| 抜粋した本文 |
........
賃貸の更新料は近い将来確実に無くなります!

更新料の徴収

更新料は法律に基づいたものではありません。宅地建物取引業法には更新料についての条文は一切ありません。では、なぜ更新料を支払わなければいけないのか。それは賃貸借契約書の存在です。賃貸借契約書に「契約更新の際は更新料〇〇円が必要」と記載されたいたら、更新料を支払う義務が生じます。

 

 

「更新料は当たり前の費用」と勘違いして賃貸借契約書にハンコを押してしまう方がほとんどでしょう。違うのです。更新料は当たり前の費用じゃありません。当事者の合意があって初めて発生する費用なのです。その当事者の合意こそが、賃貸借契約書の締結です。

 

 

ではこの「法律的根拠はないが当事者の合意に基づいて発生する更新料」、アナタは払いたいですか。払いたくないですか。もちろん払わなくていいものは払いたくないでしょう。でももう安心です。更新料という制度は将来確実に無くなります。

目次

1.そもそも更新料の徴収は少数派

少し古い調査結果になりますが、国土交通省が行った「更新料の徴収割合及びその額」(平成19年6月)を見てみると、

 

  割合(%) 平均(月)   割合(%) 平均(月)
北海道  28.5 0.1 愛知 40.6 0.5
宮城  0.2  0.5 京都 55.1 1.4
東京 65.0  1.0 大阪 0
神奈川  90.1  0.8 兵庫 0
埼玉  61.6  0.5 広島 19.1 0.2
千葉  82.9  1.0 愛媛 13.2 0.5
長野  34.3  0.5 福岡 23.3 0.5
富山  17.8  0.5 沖縄 40.4 0.5

出典元:国土交通省「平成26年度住宅市場動向調査について」

 

関東及びなぜか京都の徴収率が高いですが、その他の地域は徴収率50%以下です。大阪及び兵庫に限ってはまさかの0%。「更新料なんか払うかいっ!」という感じなのかどうかはさておき、私もこの調査結果をみるまではここまで地域差があるとは思いもしませんでした。

 

 

私は生まれも育ちも東京であり、東京で不動産業に携わっていたので更新料は一般的なものであるという認識でした。しかもその東京でも、更新料の徴収は65%にとどまるのです。残りの35%は既に更新料不要の物件と言う事実には驚きました。

 

 

多数の大手賃貸物件サイトにおいて「更新料不要」の物件が増加している状況を鑑みると、「更新料不要」の方向に時代が流れているのは明白です。
........
| 収集したデータ |
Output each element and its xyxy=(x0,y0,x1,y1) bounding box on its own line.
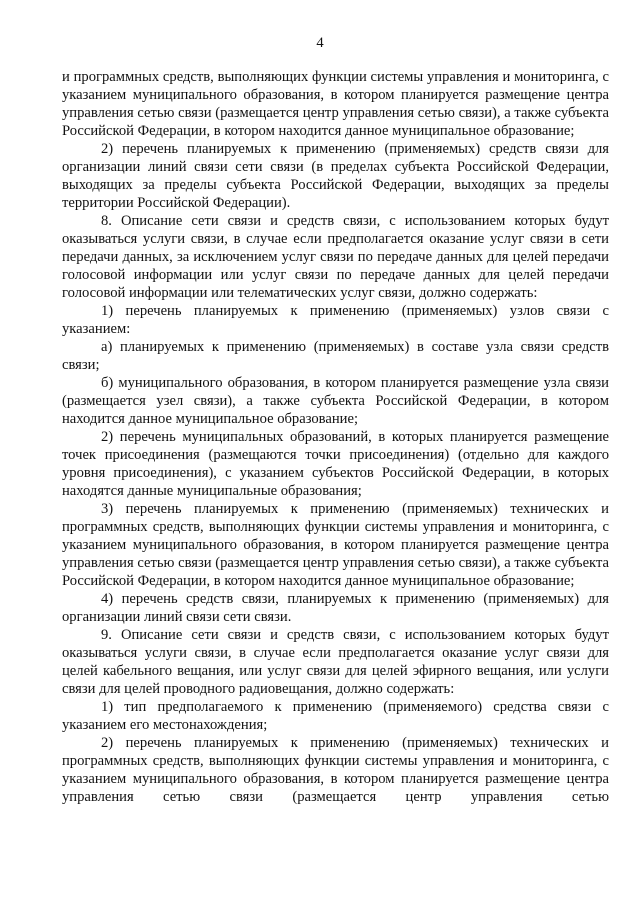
........
| 課題の指示 |
上にある賃貸の更新料についての文章を、最後の文のあとから書き継ぐこと。

| この課題の解答 |
2.更新料を徴収するよりも空室を埋めた方が断然お得

空室

 

例えば、長い間空室であった部屋に入居希望者が現れた場合に「更新料が発生するのであれば入居しません」と言われたらどうしますか。その部屋が月額家賃10万円の場合、

 

入居してもらう⇒家賃収入10万円ゲット

入居を断る⇒家賃収入0。それどころか賃貸募集費用が発生するのでマイナス

 

どちらを選ぶかはあなた次第です。ではなくて、入居してもらう以外に選択肢はないでしょう。

 

 

また、既に入居中の賃借人に対しても同じことが言えます。「更新料が必要なら退去します」と言われたらどうしますか。退去されたら、原状回復費やクリーニング費、新たな賃借人を探すための賃貸募集費用が発生します。収入を取るか支出を取るか、簡単な問いです。

 

 

全ては、賃貸物件市場が「貸し手市場から借り手市場」に変化したことが原因です。今や東京23区の空室率が30%を超える時代です。もちろん築年数によって空室率の増減はあるかと思いますが、今は新築でもいずれは築10年、20年になるのです。交渉に有利な材料を持っているのは間違いなく「賃借人」です。

3.理由のない費用は消えていく運命にある

運命

 

 

先の国土交通省の調査には「更新料を徴収する主な理由」というものも調査結果として挙がっています。その理由の1位と2位を下記に紹介します。

 

1位:一時金収入として見込んでいる(53%)

2位:長年の慣習(50.4%)

参照元:国土交通省「民間賃貸住宅に係る実態調査」

 

この理由どう思いますか。1位を言い換えると「ちょっと臨時ボーナスが欲しいから更新料ちょうだい」、2位を言い換えると「昔からそうだから更新料ちょうだい」という事になるかと思います。嘘でもいいから「築20年を経過し想定以上の修繕が発生した場合には入居者様の快適で安全な生活を守るために更新料を徴収し修繕に充てさせて頂きます」などと言って欲しかったです。。。

 

 

以前は当然のように支払っていた「礼金」。今では風前の灯です。なぜなら支払う理由がないからです。

 

 

礼金も更新料と同じく昔からの慣習です。古くは親の元を離れ下宿する息子を「宜しくお願いします」という意味、また戦後の住宅不足の時に「部屋を貸していただいてありがとうございます」という趣旨から支払われていたそうです。

 

 

住宅飽和状態の今、礼金を支払う理由はありません。礼金と同じく上記のような明らかに賃貸人側の都合による費用なんて、そう遠くない将来に自然と消えていく運命にあります。

4.まとめ

いかがでしたでしょうか。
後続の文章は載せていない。